* BEGIN Data entries *

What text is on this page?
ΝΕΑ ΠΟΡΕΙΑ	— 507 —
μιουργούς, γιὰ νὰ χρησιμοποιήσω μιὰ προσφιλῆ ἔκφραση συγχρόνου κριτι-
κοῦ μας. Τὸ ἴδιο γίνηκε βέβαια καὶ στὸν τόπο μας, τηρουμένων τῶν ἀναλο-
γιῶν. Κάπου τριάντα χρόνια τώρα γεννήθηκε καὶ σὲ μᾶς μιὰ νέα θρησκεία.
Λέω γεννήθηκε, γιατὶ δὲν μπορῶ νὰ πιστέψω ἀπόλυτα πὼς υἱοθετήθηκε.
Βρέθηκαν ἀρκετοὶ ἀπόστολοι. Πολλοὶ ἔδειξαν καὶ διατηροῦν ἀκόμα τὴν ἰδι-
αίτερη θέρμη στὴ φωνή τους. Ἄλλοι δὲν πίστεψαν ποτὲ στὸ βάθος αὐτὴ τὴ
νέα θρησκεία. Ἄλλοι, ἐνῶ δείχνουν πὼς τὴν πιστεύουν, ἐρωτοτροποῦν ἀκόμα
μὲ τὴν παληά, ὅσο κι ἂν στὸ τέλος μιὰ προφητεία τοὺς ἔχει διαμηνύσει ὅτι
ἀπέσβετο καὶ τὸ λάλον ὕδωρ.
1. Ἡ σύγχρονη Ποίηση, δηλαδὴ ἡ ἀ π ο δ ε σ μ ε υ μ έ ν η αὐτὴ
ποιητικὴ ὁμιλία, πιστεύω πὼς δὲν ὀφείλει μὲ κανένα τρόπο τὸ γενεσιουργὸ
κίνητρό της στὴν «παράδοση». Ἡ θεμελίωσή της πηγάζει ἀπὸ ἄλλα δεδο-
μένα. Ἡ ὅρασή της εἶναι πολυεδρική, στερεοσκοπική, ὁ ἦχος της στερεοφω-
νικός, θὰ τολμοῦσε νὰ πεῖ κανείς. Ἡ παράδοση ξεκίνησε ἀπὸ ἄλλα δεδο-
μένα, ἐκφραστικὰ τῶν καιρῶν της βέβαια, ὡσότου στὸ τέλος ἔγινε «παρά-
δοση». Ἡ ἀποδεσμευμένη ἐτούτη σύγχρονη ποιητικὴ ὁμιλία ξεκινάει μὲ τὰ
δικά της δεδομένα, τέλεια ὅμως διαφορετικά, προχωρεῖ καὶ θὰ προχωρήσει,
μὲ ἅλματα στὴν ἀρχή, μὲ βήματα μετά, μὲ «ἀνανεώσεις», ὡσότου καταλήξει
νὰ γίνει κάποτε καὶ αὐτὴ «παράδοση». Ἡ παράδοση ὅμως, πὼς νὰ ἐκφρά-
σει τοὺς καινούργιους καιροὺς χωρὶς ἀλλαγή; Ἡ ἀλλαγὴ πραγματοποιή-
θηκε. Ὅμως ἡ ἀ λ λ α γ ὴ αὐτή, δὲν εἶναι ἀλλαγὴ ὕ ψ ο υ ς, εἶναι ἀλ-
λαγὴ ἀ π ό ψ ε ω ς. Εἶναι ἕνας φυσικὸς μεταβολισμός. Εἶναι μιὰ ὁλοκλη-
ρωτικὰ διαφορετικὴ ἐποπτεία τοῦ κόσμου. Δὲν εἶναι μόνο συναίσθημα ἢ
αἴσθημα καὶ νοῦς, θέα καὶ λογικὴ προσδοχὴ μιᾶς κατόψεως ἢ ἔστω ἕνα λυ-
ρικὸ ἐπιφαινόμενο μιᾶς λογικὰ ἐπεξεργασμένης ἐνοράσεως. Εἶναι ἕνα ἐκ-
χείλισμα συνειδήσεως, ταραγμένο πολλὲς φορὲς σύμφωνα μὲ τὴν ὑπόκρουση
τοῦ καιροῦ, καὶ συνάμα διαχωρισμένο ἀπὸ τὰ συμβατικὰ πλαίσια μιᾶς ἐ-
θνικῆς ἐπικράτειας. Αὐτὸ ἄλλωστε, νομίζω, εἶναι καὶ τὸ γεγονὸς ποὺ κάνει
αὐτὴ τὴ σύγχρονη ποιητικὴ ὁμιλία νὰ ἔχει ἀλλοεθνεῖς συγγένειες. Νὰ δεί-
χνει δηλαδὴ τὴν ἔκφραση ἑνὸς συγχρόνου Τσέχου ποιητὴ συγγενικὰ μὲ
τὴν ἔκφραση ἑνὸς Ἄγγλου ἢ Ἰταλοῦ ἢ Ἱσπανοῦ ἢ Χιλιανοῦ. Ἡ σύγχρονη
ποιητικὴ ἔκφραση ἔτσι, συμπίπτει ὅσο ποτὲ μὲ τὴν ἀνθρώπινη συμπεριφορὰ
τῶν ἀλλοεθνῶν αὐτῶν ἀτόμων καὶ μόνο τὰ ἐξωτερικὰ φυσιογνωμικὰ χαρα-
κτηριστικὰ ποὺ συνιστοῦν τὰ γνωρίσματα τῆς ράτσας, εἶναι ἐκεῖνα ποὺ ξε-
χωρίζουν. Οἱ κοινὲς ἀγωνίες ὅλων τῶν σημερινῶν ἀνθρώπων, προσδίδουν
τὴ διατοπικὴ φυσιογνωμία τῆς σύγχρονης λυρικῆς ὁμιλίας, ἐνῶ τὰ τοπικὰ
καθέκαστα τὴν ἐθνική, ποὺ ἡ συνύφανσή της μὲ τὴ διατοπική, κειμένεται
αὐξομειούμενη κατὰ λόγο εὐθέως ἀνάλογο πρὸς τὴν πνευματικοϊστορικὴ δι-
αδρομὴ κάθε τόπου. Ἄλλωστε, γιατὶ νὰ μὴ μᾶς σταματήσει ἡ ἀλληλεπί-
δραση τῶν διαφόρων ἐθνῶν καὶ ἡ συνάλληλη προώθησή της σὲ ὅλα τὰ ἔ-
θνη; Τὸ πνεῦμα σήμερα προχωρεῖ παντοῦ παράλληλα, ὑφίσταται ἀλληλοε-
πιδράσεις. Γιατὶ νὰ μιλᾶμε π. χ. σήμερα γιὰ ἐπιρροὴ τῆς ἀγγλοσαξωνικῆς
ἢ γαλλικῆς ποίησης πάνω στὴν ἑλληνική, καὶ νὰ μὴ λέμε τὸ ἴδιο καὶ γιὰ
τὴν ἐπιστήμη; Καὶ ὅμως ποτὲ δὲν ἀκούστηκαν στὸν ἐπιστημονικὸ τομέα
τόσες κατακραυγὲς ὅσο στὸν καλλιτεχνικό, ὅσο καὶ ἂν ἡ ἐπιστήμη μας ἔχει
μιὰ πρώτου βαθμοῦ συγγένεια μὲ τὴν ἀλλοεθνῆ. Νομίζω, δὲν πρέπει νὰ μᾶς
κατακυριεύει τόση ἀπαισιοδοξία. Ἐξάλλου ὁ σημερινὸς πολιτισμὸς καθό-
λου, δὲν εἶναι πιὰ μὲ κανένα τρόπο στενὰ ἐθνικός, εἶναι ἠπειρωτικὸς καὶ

* END Data entries *

Task statement:
Filter the entries above down to the lines containing the word "Ἄλλοι".

Reply to the task:
αίτερη θέρμη στὴ φωνή τους. Ἄλλοι δὲν πίστεψαν ποτὲ στὸ βάθος αὐτὴ τὴ
νέα θρησκεία. Ἄλλοι, ἐνῶ δείχνουν πὼς τὴν πιστεύουν, ἐρωτοτροποῦν ἀκόμα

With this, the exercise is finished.